What is needed:
Copy out every line in the entries below that includes "Nezha".

* start Supplied information *

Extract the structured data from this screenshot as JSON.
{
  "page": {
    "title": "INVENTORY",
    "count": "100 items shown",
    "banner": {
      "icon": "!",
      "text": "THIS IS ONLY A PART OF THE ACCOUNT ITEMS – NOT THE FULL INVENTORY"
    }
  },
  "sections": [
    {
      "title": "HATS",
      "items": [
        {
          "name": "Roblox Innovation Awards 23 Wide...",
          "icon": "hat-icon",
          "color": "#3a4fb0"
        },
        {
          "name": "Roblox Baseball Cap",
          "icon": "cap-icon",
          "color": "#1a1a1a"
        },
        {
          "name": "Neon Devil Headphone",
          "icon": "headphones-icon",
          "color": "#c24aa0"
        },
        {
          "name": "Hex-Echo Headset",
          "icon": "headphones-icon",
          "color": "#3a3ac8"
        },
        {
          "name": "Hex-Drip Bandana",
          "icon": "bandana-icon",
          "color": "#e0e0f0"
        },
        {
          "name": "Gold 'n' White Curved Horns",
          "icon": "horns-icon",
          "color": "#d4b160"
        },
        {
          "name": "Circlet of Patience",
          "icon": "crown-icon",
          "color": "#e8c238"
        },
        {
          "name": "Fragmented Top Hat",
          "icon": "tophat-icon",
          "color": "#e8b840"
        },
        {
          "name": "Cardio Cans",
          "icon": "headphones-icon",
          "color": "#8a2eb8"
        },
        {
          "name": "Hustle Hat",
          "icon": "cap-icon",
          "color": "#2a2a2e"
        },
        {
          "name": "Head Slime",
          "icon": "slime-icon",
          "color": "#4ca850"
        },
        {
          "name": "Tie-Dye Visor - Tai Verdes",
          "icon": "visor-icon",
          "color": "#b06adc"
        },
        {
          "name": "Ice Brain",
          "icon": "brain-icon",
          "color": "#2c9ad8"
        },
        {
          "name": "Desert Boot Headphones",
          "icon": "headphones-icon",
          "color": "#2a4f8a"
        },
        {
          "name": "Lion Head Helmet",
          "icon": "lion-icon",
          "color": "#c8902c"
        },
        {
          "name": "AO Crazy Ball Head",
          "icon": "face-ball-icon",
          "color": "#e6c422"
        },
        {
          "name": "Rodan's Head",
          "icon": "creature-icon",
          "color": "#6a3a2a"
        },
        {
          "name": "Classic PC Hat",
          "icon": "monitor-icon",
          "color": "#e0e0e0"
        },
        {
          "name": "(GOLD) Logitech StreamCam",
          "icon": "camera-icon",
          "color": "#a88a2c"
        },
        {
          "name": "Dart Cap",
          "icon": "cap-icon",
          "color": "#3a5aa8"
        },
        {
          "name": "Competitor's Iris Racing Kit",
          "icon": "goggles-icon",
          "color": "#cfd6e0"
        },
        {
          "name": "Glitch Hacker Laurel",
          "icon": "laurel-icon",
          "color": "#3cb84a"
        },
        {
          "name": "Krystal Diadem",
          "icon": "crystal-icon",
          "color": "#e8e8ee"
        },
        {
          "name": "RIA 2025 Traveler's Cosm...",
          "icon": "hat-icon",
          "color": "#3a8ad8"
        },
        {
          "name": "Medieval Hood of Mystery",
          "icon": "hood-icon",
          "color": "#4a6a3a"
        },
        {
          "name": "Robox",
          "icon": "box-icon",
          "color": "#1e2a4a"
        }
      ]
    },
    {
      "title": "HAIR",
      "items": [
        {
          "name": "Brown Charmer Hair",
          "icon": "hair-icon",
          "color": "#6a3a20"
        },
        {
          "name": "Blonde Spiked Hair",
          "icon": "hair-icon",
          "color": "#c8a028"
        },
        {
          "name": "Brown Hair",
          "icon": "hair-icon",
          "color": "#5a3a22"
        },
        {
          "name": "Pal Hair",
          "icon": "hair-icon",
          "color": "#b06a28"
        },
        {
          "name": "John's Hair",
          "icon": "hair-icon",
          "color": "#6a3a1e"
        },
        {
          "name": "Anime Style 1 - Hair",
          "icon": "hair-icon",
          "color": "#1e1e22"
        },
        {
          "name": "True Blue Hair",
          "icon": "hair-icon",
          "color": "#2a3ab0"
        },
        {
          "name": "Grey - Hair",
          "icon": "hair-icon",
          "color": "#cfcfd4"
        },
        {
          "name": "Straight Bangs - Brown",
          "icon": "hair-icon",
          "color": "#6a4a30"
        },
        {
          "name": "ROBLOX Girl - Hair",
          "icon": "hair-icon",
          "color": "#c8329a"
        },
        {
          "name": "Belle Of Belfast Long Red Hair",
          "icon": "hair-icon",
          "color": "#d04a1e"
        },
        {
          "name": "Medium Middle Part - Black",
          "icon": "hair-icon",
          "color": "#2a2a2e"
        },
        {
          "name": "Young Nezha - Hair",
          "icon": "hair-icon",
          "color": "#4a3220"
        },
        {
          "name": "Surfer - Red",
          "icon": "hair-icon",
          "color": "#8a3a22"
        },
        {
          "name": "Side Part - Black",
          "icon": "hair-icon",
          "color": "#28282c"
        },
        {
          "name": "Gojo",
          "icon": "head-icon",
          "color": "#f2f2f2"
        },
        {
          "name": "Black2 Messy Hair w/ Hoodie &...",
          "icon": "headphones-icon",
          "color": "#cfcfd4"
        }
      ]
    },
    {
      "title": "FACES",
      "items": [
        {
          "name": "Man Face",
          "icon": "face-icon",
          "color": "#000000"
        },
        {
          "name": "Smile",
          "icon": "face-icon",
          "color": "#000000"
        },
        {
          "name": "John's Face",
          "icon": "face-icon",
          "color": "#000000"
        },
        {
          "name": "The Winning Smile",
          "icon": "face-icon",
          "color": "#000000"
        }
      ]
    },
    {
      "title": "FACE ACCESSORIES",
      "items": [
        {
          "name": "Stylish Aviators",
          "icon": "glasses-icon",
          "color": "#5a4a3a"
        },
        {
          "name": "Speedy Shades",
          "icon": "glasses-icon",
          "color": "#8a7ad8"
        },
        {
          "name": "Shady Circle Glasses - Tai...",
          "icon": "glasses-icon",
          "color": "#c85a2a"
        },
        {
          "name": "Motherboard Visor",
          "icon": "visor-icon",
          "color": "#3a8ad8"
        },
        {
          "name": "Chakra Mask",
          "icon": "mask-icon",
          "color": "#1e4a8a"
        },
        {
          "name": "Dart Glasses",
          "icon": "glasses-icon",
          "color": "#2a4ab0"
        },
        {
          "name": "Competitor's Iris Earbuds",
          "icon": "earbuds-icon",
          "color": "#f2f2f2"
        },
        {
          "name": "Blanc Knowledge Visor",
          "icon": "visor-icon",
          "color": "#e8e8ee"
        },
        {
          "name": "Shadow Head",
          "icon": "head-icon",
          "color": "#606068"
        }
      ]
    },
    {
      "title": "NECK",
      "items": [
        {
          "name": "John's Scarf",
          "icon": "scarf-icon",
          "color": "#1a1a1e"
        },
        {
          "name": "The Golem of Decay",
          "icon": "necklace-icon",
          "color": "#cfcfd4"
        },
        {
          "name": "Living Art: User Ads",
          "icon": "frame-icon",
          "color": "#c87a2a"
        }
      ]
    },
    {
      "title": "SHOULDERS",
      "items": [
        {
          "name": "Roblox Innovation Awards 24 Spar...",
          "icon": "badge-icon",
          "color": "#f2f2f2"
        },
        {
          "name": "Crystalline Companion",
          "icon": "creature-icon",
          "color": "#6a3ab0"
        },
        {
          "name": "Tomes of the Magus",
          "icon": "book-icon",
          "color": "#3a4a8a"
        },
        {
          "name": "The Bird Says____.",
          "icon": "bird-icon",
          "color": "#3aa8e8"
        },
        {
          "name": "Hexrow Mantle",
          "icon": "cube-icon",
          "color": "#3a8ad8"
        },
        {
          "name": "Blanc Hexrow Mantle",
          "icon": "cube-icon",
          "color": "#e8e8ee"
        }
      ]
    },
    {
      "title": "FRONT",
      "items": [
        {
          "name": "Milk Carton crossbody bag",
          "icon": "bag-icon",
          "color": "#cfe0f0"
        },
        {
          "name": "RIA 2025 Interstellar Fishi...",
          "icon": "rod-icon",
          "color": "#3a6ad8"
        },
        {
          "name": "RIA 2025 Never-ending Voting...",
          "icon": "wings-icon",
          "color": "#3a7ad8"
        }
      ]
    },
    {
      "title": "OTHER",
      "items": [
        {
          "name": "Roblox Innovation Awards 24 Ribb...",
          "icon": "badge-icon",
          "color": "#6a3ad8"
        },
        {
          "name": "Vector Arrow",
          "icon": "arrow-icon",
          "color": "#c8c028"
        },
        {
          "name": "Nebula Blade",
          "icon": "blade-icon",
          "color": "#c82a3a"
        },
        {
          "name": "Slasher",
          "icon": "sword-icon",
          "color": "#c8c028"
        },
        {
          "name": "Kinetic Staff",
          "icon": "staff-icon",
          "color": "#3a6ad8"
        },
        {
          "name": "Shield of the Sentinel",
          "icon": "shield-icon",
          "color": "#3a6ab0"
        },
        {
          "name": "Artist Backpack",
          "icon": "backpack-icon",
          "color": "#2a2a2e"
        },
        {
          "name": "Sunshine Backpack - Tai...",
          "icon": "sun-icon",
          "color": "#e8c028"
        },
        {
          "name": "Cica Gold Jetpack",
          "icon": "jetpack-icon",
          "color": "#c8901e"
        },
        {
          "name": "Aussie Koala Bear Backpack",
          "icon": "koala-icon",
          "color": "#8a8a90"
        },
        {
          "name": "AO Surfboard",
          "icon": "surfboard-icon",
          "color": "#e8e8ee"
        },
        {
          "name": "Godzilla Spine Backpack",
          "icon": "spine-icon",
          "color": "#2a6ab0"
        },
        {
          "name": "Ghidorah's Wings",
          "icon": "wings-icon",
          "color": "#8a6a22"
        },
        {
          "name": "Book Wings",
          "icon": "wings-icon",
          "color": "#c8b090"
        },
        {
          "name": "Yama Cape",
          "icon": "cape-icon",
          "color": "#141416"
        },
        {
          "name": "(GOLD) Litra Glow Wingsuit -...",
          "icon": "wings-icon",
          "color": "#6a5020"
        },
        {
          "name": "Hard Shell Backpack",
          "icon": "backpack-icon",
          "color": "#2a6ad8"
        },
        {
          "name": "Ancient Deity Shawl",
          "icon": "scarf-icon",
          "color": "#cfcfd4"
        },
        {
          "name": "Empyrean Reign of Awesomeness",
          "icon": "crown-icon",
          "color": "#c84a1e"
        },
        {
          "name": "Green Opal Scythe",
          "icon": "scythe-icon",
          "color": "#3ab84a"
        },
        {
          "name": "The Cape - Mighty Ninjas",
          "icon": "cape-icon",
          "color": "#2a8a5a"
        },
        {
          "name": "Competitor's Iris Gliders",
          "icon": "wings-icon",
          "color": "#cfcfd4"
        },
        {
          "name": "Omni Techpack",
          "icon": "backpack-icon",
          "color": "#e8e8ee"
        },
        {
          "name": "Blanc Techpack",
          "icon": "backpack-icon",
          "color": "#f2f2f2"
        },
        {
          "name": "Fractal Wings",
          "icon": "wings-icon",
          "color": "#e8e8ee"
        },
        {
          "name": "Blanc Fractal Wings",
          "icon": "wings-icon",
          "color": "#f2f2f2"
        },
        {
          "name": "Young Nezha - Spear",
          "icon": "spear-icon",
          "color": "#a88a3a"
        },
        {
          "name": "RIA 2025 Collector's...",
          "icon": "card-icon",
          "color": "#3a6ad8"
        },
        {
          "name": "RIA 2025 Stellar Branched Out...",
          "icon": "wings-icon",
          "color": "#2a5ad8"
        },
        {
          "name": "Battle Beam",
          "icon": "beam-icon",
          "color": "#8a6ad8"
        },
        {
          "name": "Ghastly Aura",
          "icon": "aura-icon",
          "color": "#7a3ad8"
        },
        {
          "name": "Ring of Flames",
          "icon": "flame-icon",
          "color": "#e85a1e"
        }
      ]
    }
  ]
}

* end Supplied information *

Task output:
          "name": "Young Nezha - Hair",
          "name": "Young Nezha - Spear",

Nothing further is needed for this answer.